#### Records to use

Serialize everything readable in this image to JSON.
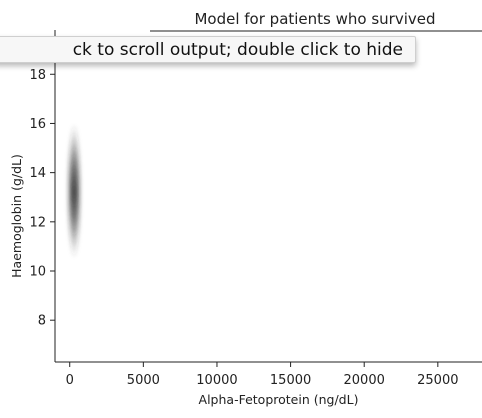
{
  "tooltip": {
    "text": "ck to scroll output; double click to hide"
  },
  "chart_data": {
    "type": "kde-contour",
    "title": "Model for patients who survived",
    "xlabel": "Alpha-Fetoprotein (ng/dL)",
    "ylabel": "Haemoglobin (g/dL)",
    "xlim": [
      -1000,
      28000
    ],
    "ylim": [
      6.3,
      19.8
    ],
    "x_ticks": [
      0,
      5000,
      10000,
      15000,
      20000,
      25000
    ],
    "x_tick_labels": [
      "0",
      "5000",
      "10000",
      "15000",
      "20000",
      "25000"
    ],
    "y_ticks": [
      8,
      10,
      12,
      14,
      16,
      18
    ],
    "y_tick_labels": [
      "8",
      "10",
      "12",
      "14",
      "16",
      "18"
    ],
    "density_center": {
      "x": 300,
      "y": 13.2
    },
    "density_extent": {
      "x_min": -100,
      "x_max": 800,
      "y_min": 10.6,
      "y_max": 15.9
    },
    "density_color": "#3a3a3a",
    "grid": false
  }
}
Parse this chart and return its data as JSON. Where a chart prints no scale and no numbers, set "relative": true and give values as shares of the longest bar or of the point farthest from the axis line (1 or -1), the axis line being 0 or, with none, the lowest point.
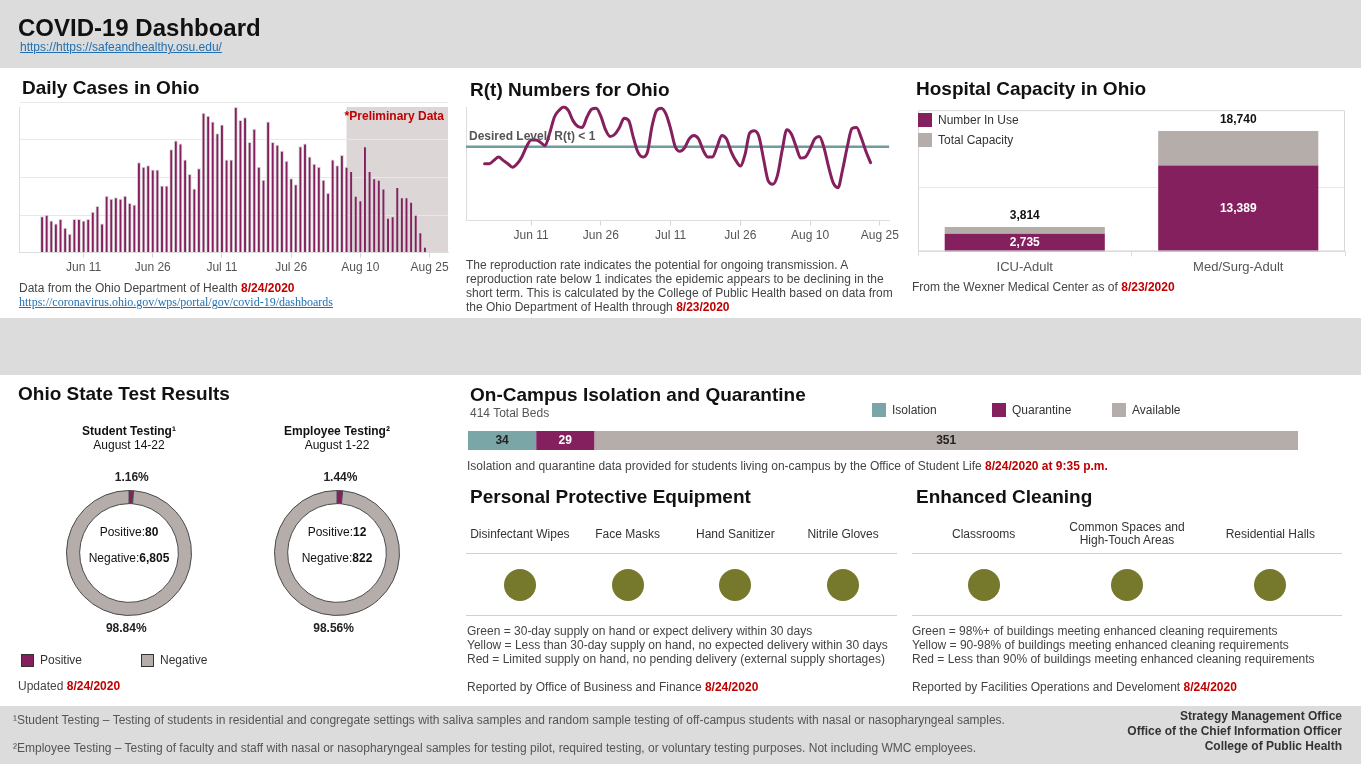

########

→ Goal of the exercise: Would you write out all of the records exactly, omitting the pictures?

→ Output for this task:
Serialize everything readable in this image to JSON.
{
  "tooltip": {
    "text": "ck to scroll output; double click to hide"
  },
  "chart_data": {
    "type": "kde-contour",
    "title": "Model for patients who survived",
    "xlabel": "Alpha-Fetoprotein (ng/dL)",
    "ylabel": "Haemoglobin (g/dL)",
    "xlim": [
      -1000,
      28000
    ],
    "ylim": [
      6.3,
      19.8
    ],
    "x_ticks": [
      0,
      5000,
      10000,
      15000,
      20000,
      25000
    ],
    "x_tick_labels": [
      "0",
      "5000",
      "10000",
      "15000",
      "20000",
      "25000"
    ],
    "y_ticks": [
      8,
      10,
      12,
      14,
      16,
      18
    ],
    "y_tick_labels": [
      "8",
      "10",
      "12",
      "14",
      "16",
      "18"
    ],
    "density_center": {
      "x": 300,
      "y": 13.2
    },
    "density_extent": {
      "x_min": -100,
      "x_max": 800,
      "y_min": 10.6,
      "y_max": 15.9
    },
    "density_color": "#3a3a3a",
    "grid": false
  }
}
Parse this chart and return its data as JSON. Where a chart prints no scale and no numbers, set "relative": true and give values as shares of the longest bar or of the point farthest from the axis line (1 or -1), the axis line being 0 or, with none, the lowest point.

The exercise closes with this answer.